Saved entries:

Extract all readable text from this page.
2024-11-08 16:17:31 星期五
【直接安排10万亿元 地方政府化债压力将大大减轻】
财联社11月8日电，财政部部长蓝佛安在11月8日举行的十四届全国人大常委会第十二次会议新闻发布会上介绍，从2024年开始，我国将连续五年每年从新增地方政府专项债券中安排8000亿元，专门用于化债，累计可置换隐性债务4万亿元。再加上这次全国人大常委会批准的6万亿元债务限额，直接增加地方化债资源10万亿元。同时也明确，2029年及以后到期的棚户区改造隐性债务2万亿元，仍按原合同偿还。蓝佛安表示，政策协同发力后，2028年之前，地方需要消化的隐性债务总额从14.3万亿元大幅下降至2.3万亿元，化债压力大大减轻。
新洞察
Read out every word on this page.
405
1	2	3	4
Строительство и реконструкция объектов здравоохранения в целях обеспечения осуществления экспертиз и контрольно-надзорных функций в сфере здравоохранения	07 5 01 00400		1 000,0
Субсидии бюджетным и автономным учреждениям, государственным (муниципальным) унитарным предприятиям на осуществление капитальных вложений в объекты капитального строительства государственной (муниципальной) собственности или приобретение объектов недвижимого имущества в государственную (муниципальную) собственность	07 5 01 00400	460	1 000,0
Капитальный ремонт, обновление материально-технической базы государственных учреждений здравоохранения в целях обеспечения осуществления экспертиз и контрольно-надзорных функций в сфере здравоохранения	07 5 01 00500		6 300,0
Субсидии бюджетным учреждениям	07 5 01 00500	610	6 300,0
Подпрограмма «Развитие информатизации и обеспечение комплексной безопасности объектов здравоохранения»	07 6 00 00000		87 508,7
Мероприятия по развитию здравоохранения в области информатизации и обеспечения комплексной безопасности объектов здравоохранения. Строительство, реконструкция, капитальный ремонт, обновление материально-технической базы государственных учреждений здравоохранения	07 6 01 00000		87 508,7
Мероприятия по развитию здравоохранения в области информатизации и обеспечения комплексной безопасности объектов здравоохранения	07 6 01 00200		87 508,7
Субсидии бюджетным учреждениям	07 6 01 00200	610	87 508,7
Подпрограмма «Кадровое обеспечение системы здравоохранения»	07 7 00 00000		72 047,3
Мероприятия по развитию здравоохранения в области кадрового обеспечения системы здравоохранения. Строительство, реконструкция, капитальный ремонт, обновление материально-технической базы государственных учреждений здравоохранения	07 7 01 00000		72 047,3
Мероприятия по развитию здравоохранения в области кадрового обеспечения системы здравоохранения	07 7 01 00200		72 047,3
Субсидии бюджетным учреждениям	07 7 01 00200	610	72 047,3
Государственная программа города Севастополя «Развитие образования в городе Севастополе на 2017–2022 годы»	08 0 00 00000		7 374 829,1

- [WRITTEN PROBLEM]: Extract every line above containing the word "Строительство".

- [ANSWER IN FULL]:
Строительство и реконструкция объектов здравоохранения в целях обеспечения осуществления экспертиз и контрольно-надзорных функций в сфере здравоохранения	07 5 01 00400		1 000,0
Мероприятия по развитию здравоохранения в области информатизации и обеспечения комплексной безопасности объектов здравоохранения. Строительство, реконструкция, капитальный ремонт, обновление материально-технической базы государственных учреждений здравоохранения	07 6 01 00000		87 508,7
Мероприятия по развитию здравоохранения в области кадрового обеспечения системы здравоохранения. Строительство, реконструкция, капитальный ремонт, обновление материально-технической базы государственных учреждений здравоохранения	07 7 01 00000		72 047,3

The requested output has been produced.